◆ PASSAGE TO READ ◆
|---|

I am delighted, no thrilled to see that a little of me has taken hold inside her. With all of her rambunction and craze she has a calm deep down fed by careful work and concentration. I am amazed each time I pull out something new and watch her determination and pride as she works and then completes.

We are loving craft time.
*I listed some of our favorite crafts at the bottom of the post*

Nuggets::
Ainsley got an early Christmas present, new down booties (the rascal found my thrifted stash of goodies for Christmas...I gave in and gave her one thing and re-hid the rest). Here she sports them with a newborn sized dress and a tank top, and not a lot else.

Nuggets::
Louise will only feed herself now including anything spoon fed and as she LOVES oatmeal, yogurt and all other things spoony I finally gave in and let her try. She does really well and at least half gets in her mouth, but the result is trashed clothes at least 3 times a day.

|---|

◆ STATED EXERCISE 1 ◆
Please copy the craft-time post word for word, from start to finish.
The craft-time post and the entries that come after it are unrelated.

◆ SOURCE RECORDS ◆
|---|

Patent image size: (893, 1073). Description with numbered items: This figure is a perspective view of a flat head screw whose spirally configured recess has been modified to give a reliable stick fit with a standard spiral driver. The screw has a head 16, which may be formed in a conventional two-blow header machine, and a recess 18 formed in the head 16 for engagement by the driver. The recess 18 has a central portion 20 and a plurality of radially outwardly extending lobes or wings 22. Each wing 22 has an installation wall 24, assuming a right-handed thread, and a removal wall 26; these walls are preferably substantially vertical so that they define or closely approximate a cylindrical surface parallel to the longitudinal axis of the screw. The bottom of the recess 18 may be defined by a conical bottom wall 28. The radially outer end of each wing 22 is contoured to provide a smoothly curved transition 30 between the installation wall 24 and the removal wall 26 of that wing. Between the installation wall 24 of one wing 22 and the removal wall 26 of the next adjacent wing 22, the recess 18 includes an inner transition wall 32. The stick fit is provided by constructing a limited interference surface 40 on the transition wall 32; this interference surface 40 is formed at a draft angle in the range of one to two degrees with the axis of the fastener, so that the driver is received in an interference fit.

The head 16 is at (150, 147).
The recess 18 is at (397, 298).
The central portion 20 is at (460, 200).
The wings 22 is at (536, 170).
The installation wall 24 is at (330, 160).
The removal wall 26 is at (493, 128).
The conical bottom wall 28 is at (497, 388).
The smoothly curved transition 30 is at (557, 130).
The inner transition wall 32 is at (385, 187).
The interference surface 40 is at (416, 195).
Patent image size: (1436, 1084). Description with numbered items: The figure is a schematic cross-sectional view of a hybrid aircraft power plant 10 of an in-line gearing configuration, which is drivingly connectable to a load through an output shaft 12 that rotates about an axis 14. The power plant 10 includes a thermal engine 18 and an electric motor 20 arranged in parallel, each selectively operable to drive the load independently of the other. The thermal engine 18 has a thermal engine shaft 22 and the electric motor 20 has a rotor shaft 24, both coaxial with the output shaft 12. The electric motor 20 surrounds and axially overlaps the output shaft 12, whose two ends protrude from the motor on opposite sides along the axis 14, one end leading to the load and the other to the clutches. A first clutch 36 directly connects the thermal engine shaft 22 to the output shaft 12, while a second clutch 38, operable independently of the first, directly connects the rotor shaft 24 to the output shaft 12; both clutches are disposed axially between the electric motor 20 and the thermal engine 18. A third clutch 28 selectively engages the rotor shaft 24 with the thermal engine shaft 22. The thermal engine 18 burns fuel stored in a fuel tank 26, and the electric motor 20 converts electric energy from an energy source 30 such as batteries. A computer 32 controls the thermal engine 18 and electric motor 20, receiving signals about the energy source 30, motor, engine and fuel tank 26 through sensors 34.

|---|

◆ STATED EXERCISE 2 ◆
Turn the entries, from their first line through the line holding "The recess 18 is at (397, 298).", inclusive, into a JSON list of strings with one string per line, omitting blank lines.

◆ EXPECTED OUTPUT 1 ◆
I am delighted, no thrilled to see that a little of me has taken hold inside her. With all of her rambunction and craze she has a calm deep down fed by careful work and concentration. I am amazed each time I pull out something new and watch her determination and pride as she works and then completes.

We are loving craft time.
*I listed some of our favorite crafts at the bottom of the post*

Nuggets::
Ainsley got an early Christmas present, new down booties (the rascal found my thrifted stash of goodies for Christmas...I gave in and gave her one thing and re-hid the rest). Here she sports them with a newborn sized dress and a tank top, and not a lot else.

Nuggets::
Louise will only feed herself now including anything spoon fed and as she LOVES oatmeal, yogurt and all other things spoony I finally gave in and let her try. She does really well and at least half gets in her mouth, but the result is trashed clothes at least 3 times a day.

◆ EXPECTED OUTPUT 2 ◆
[
  "Patent image size: (893, 1073). Description with numbered items: This figure is a perspective view of a flat head screw whose spirally configured recess has been modified to give a reliable stick fit with a standard spiral driver. The screw has a head 16, which may be formed in a conventional two-blow header machine, and a recess 18 formed in the head 16 for engagement by the driver. The recess 18 has a central portion 20 and a plurality of radially outwardly extending lobes or wings 22. Each wing 22 has an installation wall 24, assuming a right-handed thread, and a removal wall 26; these walls are preferably substantially vertical so that they define or closely approximate a cylindrical surface parallel to the longitudinal axis of the screw. The bottom of the recess 18 may be defined by a conical bottom wall 28. The radially outer end of each wing 22 is contoured to provide a smoothly curved transition 30 between the installation wall 24 and the removal wall 26 of that wing. Between the installation wall 24 of one wing 22 and the removal wall 26 of the next adjacent wing 22, the recess 18 includes an inner transition wall 32. The stick fit is provided by constructing a limited interference surface 40 on the transition wall 32; this interference surface 40 is formed at a draft angle in the range of one to two degrees with the axis of the fastener, so that the driver is received in an interference fit.",
  "The head 16 is at (150, 147).",
  "The recess 18 is at (397, 298)."
]